• **EXERCISE AIM**:
Restate the entries below word for word, omitting nothing.

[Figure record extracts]
— start —

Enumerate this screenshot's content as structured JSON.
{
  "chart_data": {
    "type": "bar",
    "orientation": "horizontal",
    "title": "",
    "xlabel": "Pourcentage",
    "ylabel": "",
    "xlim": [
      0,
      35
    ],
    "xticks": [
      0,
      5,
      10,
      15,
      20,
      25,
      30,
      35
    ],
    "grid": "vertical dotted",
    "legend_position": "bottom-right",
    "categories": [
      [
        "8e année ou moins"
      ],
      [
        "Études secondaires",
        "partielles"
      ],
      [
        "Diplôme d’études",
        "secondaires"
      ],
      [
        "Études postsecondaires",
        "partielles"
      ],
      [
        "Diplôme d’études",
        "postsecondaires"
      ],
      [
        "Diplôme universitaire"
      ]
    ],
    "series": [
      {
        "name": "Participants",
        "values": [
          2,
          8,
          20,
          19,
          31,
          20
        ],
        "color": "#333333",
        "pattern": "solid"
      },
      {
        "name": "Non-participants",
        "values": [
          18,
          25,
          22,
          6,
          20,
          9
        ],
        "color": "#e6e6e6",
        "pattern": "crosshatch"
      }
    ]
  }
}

— end —

• **WRITTEN RESPONSE**:
Enumerate this screenshot's content as structured JSON.
{
  "chart_data": {
    "type": "bar",
    "orientation": "horizontal",
    "title": "",
    "xlabel": "Pourcentage",
    "ylabel": "",
    "xlim": [
      0,
      35
    ],
    "xticks": [
      0,
      5,
      10,
      15,
      20,
      25,
      30,
      35
    ],
    "grid": "vertical dotted",
    "legend_position": "bottom-right",
    "categories": [
      [
        "8e année ou moins"
      ],
      [
        "Études secondaires",
        "partielles"
      ],
      [
        "Diplôme d’études",
        "secondaires"
      ],
      [
        "Études postsecondaires",
        "partielles"
      ],
      [
        "Diplôme d’études",
        "postsecondaires"
      ],
      [
        "Diplôme universitaire"
      ]
    ],
    "series": [
      {
        "name": "Participants",
        "values": [
          2,
          8,
          20,
          19,
          31,
          20
        ],
        "color": "#333333",
        "pattern": "solid"
      },
      {
        "name": "Non-participants",
        "values": [
          18,
          25,
          22,
          6,
          20,
          9
        ],
        "color": "#e6e6e6",
        "pattern": "crosshatch"
      }
    ]
  }
}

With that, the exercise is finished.